--- Prompt ---
Determine the number of lines that contain the word "brands", then state that number and nothing more.

>> START Records shown

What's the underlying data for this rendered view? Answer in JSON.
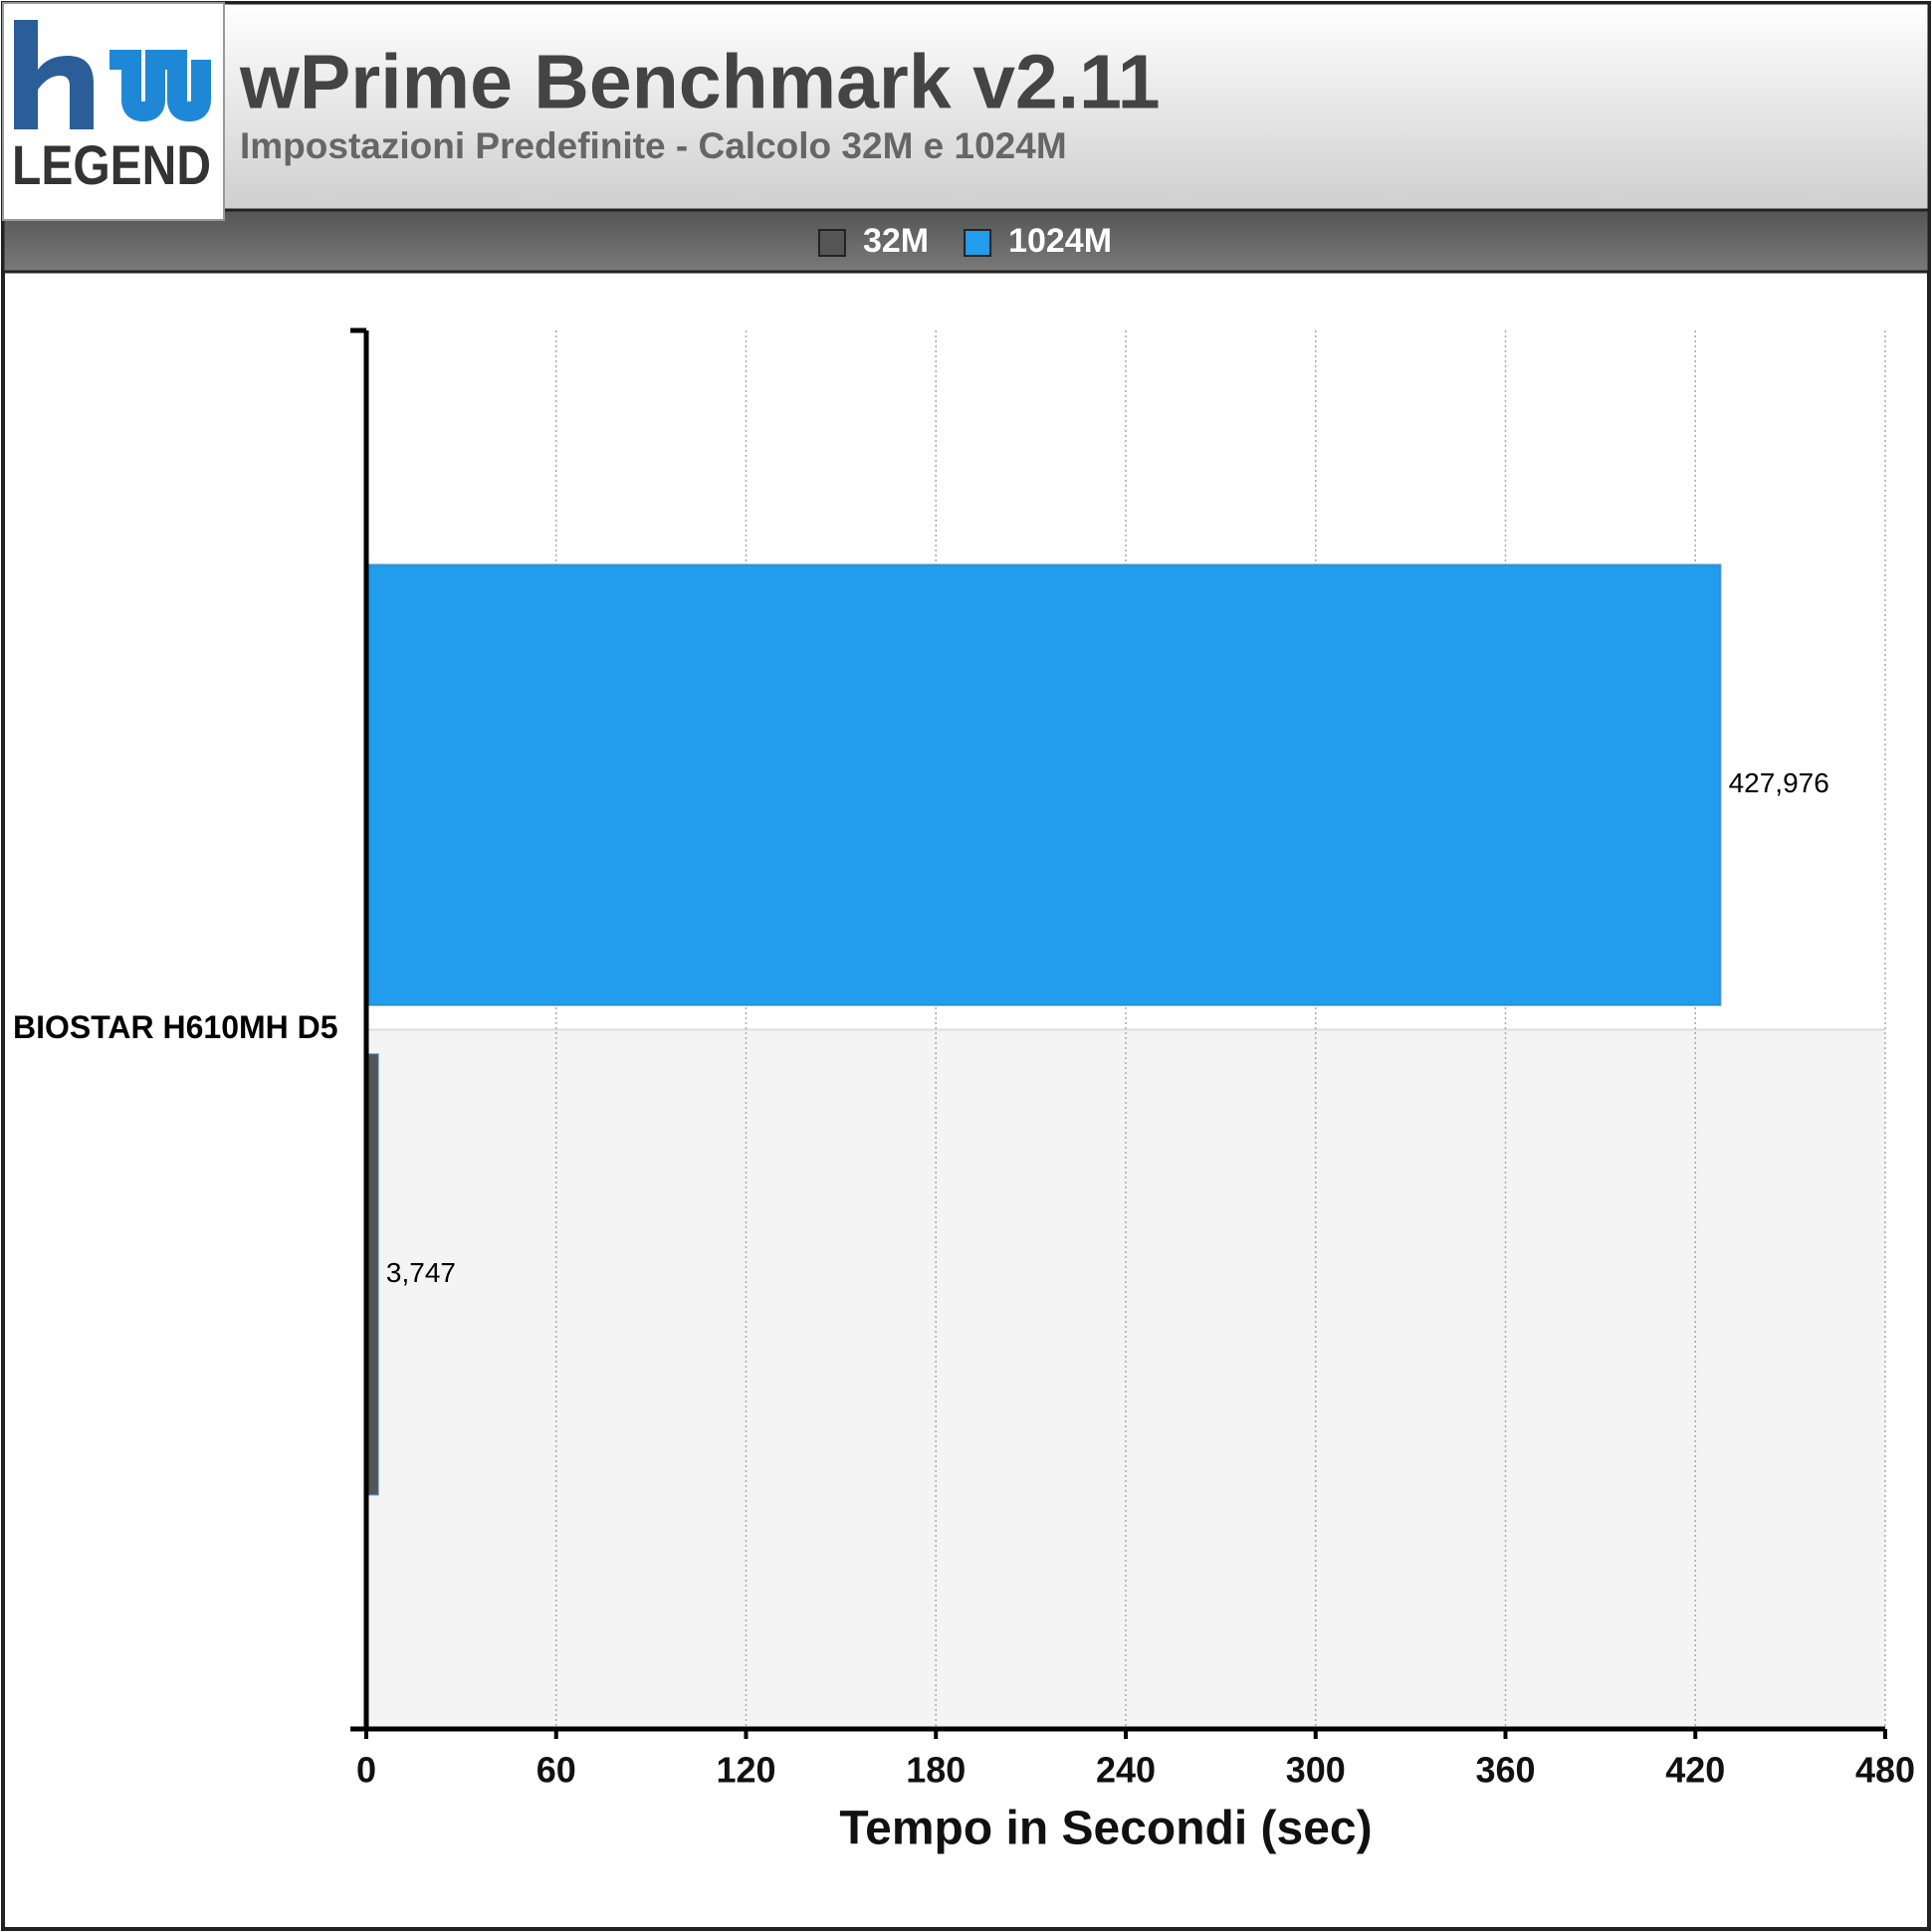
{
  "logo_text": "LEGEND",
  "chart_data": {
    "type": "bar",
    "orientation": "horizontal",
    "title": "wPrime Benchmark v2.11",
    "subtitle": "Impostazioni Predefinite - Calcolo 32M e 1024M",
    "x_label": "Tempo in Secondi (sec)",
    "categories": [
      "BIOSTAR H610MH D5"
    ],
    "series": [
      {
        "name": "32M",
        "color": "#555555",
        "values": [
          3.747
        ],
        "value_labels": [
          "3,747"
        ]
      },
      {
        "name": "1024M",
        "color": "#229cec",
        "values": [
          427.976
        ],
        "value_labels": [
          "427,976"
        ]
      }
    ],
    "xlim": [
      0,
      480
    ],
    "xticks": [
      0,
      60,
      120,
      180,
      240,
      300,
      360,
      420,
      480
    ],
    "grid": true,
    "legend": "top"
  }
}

>> END Records shown
>> START Records shown

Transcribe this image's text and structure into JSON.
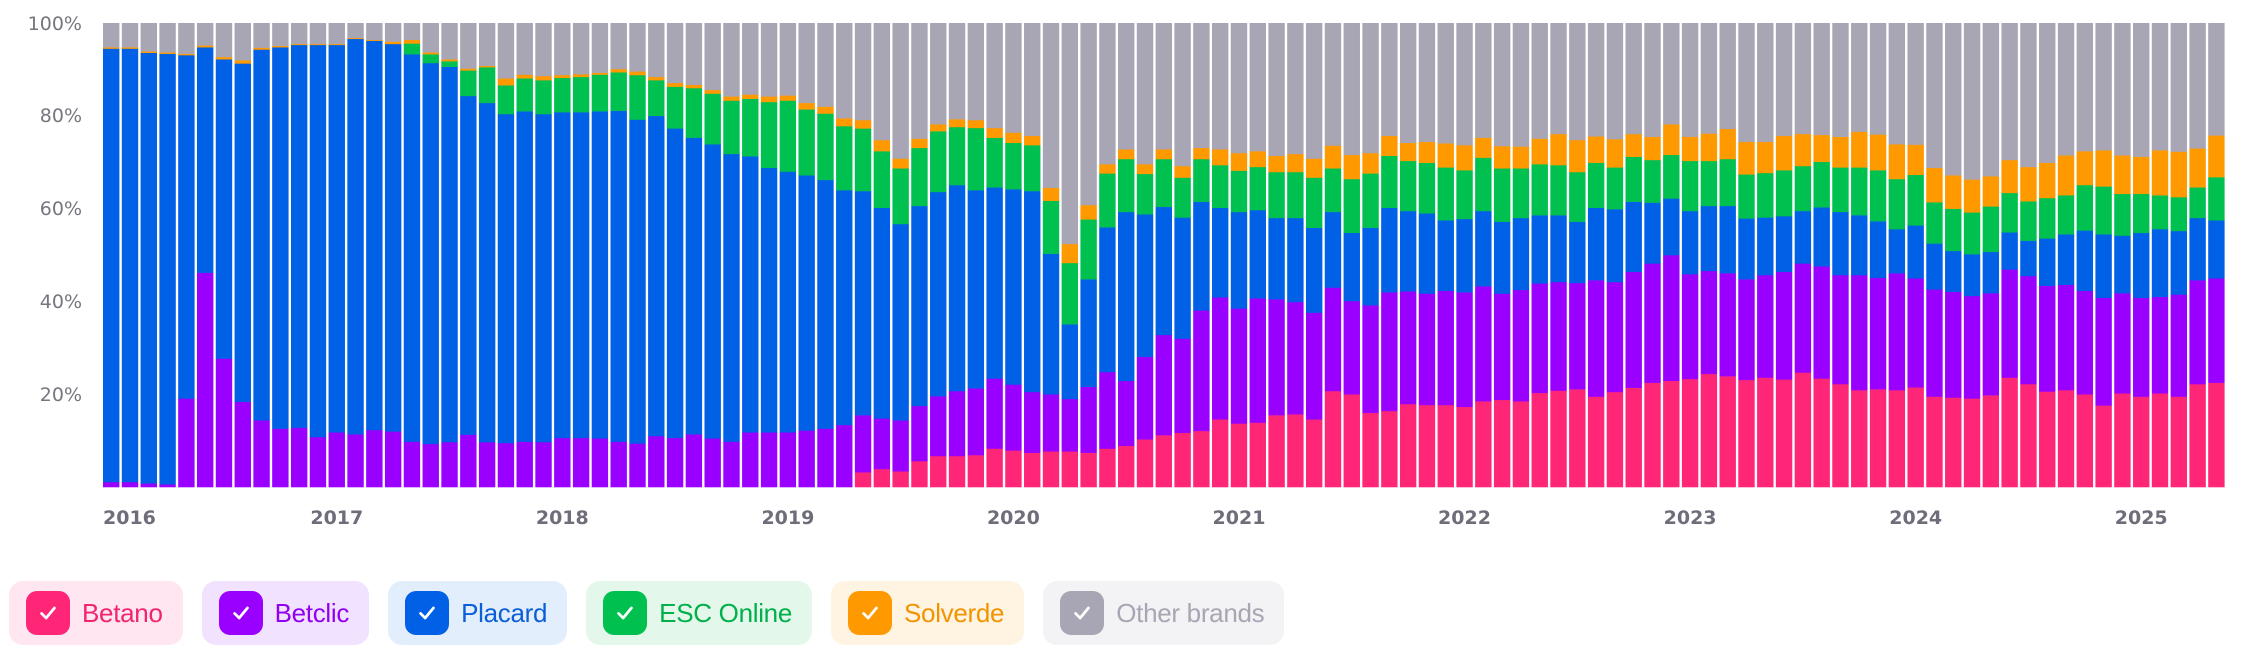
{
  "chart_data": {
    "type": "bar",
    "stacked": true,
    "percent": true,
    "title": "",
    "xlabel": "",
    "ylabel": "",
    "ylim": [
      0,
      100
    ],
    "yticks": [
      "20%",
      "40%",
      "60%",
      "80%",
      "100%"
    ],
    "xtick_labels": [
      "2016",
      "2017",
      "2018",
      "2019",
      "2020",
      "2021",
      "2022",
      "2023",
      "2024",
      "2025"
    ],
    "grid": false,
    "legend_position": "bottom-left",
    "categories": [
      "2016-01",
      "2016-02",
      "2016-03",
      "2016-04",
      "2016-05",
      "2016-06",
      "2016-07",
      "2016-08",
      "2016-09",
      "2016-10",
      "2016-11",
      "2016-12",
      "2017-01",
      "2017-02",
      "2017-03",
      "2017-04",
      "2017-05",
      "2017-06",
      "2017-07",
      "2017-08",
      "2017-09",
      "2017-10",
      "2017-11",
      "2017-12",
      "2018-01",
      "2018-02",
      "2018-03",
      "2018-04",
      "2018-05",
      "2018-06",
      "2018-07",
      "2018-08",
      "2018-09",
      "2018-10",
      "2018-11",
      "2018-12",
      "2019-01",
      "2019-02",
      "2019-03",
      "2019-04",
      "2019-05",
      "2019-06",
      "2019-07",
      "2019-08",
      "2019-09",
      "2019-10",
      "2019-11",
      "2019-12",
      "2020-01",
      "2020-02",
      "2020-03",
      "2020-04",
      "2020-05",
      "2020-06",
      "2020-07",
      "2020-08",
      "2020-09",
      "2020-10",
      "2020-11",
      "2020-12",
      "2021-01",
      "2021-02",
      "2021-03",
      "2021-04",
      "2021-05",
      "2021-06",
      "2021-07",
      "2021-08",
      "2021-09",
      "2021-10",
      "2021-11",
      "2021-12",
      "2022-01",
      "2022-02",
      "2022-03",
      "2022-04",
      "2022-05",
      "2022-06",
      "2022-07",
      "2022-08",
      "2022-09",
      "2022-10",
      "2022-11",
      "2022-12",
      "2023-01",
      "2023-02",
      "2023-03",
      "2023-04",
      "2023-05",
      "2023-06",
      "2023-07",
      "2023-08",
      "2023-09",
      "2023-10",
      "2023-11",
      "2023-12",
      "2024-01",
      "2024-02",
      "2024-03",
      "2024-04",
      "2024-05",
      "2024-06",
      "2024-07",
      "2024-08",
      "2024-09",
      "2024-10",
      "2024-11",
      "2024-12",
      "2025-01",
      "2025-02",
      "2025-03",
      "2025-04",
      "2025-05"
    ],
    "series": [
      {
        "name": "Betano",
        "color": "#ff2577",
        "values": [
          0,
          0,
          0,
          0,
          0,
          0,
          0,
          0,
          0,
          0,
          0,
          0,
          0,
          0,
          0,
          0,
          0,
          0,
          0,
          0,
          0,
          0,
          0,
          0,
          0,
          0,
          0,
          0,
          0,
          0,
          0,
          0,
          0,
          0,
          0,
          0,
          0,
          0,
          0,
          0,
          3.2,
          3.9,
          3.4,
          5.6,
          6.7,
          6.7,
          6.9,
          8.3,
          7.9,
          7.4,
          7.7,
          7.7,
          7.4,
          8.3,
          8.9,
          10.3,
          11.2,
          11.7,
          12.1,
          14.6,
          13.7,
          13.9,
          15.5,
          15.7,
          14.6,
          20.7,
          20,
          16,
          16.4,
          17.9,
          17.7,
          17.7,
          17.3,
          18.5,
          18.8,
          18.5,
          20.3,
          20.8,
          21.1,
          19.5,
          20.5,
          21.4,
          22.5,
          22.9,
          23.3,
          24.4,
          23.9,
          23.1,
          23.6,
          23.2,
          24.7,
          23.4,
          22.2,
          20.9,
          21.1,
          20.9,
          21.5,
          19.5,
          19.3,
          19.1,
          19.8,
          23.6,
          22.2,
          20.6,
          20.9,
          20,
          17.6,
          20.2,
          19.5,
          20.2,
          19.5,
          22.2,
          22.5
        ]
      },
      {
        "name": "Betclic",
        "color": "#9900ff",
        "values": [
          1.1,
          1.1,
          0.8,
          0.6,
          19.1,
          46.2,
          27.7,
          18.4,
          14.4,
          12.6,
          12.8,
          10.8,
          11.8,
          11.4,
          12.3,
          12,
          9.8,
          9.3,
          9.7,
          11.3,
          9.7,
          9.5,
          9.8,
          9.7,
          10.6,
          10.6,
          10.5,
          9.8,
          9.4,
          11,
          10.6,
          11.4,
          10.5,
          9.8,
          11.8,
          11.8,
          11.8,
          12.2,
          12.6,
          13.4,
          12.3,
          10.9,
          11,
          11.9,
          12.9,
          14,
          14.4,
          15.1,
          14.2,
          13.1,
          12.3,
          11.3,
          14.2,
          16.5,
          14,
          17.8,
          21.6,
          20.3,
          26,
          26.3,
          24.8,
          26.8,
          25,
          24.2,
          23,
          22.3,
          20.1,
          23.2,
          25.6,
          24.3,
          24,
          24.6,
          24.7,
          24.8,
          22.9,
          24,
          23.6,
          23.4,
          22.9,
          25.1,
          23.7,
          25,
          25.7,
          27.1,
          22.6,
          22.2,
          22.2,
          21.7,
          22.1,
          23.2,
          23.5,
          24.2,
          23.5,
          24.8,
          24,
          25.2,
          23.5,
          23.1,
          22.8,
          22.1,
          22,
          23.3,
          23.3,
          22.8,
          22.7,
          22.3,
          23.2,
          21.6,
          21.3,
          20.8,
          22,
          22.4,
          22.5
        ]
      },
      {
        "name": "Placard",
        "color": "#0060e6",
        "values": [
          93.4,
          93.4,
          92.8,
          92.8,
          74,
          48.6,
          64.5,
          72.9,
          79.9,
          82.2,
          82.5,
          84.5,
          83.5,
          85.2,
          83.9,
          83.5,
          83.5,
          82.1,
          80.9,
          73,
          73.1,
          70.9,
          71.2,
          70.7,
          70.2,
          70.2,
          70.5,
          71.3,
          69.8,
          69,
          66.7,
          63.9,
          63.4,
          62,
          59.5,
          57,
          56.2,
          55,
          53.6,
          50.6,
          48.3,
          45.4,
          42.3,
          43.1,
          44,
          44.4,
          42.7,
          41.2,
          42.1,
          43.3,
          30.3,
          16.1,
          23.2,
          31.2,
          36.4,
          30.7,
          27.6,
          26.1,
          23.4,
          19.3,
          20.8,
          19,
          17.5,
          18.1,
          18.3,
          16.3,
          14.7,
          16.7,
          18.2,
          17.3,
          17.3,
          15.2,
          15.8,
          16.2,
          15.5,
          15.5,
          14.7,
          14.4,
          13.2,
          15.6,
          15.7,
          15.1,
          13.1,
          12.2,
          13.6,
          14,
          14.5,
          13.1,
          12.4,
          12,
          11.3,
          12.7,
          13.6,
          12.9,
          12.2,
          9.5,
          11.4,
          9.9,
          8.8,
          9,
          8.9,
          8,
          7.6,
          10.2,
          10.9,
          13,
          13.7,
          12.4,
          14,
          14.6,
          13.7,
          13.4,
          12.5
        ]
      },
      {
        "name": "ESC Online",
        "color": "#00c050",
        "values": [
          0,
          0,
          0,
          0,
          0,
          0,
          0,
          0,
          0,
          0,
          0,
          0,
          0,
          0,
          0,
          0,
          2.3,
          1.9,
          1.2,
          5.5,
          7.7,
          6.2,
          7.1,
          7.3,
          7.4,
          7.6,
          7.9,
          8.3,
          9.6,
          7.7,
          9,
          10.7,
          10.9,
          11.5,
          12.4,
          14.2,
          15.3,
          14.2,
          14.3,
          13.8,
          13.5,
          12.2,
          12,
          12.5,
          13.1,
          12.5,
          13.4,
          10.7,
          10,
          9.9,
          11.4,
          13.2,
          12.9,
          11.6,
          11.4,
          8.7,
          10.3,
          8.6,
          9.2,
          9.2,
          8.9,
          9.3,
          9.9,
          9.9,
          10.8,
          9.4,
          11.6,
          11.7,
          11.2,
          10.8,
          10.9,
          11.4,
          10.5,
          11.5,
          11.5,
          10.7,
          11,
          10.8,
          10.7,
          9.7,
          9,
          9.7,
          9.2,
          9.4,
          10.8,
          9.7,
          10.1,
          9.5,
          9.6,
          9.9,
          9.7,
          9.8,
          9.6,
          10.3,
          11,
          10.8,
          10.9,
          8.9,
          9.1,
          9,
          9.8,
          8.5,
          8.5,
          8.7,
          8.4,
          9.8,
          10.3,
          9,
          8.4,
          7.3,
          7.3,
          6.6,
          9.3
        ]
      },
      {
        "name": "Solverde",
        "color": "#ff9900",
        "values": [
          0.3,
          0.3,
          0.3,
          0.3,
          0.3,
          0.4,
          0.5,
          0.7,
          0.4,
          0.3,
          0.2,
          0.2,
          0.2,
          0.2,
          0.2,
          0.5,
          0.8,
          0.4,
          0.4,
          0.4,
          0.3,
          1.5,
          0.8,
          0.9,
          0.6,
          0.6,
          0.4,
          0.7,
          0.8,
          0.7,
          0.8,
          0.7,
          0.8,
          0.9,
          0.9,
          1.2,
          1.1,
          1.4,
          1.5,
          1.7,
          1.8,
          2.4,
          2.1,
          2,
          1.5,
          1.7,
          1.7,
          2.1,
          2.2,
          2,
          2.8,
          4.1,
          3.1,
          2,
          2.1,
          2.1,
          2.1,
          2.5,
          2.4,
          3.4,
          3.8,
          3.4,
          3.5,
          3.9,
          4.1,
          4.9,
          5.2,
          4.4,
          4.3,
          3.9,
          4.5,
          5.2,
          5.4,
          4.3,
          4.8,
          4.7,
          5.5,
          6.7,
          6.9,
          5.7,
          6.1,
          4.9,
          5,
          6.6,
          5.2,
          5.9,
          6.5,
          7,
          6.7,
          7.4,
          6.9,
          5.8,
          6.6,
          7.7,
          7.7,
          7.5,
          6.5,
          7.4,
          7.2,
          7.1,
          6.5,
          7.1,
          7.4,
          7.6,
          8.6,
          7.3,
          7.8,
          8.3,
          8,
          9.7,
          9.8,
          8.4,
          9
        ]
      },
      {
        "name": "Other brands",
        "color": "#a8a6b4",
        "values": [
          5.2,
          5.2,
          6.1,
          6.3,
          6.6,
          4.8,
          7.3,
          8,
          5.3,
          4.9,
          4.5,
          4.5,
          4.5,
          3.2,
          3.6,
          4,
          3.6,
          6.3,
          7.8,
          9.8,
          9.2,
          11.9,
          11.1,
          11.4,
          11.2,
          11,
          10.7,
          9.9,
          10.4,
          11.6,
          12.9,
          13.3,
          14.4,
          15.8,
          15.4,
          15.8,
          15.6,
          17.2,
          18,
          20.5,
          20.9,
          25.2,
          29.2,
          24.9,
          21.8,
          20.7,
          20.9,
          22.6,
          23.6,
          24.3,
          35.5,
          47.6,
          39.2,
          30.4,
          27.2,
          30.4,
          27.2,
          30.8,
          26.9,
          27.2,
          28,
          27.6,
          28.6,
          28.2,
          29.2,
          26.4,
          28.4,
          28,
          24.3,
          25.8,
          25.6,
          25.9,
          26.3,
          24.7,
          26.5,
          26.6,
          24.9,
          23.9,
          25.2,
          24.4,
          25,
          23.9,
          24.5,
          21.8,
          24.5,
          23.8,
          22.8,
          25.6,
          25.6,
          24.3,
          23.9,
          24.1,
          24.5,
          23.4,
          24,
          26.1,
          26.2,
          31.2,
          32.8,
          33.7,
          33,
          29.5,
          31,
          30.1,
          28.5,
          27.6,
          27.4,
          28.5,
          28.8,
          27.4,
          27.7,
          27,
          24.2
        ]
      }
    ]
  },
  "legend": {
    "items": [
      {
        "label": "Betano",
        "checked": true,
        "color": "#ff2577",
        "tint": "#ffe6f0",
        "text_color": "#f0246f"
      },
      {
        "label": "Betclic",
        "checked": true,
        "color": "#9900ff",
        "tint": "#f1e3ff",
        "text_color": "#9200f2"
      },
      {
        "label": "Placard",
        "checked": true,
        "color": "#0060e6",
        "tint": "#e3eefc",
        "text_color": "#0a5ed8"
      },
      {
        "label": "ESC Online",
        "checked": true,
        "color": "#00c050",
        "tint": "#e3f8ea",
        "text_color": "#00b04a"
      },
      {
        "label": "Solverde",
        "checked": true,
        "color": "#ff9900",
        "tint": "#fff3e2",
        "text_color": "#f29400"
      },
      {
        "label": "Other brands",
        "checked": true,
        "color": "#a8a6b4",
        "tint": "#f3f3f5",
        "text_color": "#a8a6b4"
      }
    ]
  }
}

>> END Records shown

--- Solution to the problem ---
2